● **OBJECTIVE**
Find the string "وقال" and gather every line that holds it.

:: DATA IN THIS EXERCISE

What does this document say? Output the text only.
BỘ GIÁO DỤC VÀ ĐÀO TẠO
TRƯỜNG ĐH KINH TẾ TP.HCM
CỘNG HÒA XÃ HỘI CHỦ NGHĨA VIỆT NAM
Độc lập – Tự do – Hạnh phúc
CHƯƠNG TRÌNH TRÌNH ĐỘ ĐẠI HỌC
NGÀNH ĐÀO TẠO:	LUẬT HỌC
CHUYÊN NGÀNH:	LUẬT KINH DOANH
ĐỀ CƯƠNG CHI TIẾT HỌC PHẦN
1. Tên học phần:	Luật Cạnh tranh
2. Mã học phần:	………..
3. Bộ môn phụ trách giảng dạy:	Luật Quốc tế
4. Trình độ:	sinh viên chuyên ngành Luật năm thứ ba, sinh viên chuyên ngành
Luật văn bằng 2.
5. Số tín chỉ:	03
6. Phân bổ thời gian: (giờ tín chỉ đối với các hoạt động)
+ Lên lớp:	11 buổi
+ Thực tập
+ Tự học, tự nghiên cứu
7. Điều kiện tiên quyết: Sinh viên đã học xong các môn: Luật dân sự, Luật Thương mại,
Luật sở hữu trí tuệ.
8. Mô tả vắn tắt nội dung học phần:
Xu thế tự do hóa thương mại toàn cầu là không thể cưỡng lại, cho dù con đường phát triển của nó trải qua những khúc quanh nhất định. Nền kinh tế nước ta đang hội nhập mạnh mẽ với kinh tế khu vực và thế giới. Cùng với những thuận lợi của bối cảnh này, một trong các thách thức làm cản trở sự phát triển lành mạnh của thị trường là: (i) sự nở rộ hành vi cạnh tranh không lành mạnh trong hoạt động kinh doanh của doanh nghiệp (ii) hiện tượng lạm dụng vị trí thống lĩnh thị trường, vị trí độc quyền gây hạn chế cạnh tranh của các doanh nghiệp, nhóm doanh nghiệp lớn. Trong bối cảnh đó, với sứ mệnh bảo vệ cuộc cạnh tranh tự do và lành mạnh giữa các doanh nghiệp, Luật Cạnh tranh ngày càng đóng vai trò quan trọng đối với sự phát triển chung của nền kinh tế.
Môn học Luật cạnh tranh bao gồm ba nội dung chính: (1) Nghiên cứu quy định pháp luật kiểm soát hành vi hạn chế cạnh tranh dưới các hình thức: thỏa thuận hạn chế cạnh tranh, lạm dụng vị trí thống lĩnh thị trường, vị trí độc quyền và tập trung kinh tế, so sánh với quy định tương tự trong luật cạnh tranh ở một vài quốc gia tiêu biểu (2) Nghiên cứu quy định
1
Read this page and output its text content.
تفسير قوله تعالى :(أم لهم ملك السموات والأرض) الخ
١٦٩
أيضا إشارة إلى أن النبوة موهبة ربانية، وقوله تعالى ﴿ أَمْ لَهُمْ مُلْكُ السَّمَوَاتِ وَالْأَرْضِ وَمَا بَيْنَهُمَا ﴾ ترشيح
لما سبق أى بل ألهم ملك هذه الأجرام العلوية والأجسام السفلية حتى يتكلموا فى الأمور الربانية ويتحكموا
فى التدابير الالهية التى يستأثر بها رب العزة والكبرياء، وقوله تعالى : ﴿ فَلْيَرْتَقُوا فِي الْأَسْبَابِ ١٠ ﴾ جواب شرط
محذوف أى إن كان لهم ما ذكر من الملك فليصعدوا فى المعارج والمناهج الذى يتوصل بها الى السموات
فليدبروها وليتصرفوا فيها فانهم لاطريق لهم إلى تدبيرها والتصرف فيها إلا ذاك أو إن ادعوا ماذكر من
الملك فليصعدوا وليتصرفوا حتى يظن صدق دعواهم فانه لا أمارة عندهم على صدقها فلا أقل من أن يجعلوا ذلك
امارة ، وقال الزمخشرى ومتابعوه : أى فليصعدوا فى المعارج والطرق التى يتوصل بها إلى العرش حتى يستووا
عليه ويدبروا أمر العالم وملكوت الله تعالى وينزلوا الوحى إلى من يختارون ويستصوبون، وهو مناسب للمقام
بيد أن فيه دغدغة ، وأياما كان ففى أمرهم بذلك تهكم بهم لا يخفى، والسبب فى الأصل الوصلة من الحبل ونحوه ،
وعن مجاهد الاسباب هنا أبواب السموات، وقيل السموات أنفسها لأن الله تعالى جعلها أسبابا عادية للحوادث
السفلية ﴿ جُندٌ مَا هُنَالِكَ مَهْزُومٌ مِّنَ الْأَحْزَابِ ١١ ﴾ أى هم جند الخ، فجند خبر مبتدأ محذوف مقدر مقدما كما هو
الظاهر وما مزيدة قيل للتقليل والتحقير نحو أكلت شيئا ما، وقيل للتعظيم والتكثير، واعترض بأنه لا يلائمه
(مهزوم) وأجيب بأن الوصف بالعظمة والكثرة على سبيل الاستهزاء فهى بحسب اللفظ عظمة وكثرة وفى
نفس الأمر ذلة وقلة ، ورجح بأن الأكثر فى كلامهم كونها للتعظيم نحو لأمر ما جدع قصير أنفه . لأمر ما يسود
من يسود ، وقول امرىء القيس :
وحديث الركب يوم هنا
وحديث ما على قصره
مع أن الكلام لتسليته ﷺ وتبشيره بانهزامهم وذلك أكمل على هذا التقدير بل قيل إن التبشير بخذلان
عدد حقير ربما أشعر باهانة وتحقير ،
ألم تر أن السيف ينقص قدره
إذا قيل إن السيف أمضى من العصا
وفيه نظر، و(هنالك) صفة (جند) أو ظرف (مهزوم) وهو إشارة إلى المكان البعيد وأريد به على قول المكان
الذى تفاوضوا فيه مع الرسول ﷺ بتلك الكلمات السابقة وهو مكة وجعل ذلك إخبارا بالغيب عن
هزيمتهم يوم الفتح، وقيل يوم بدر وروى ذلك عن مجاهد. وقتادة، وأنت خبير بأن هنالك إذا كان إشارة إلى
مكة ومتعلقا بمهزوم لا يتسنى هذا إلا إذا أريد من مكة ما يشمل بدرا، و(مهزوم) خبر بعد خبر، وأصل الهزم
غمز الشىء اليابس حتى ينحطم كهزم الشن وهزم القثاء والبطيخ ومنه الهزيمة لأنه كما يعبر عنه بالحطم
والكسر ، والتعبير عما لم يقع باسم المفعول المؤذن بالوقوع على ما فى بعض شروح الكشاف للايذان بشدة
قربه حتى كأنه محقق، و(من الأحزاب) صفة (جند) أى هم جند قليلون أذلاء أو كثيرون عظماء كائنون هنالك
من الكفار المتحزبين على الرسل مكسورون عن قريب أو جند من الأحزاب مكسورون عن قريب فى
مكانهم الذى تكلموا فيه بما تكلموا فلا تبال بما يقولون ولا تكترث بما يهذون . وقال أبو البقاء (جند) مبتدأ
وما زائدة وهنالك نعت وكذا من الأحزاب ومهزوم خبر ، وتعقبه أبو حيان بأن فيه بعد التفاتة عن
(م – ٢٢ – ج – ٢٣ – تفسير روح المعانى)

::::

● **SOLVED EXERCISE**
امارة ، وقال الزمخشرى ومتابعوه : أى فليصعدوا فى المعارج والطرق التى يتوصل بها إلى العرش حتى يستووا
مكانهم الذى تكلموا فيه بما تكلموا فلا تبال بما يقولون ولا تكترث بما يهذون . وقال أبو البقاء (جند) مبتدأ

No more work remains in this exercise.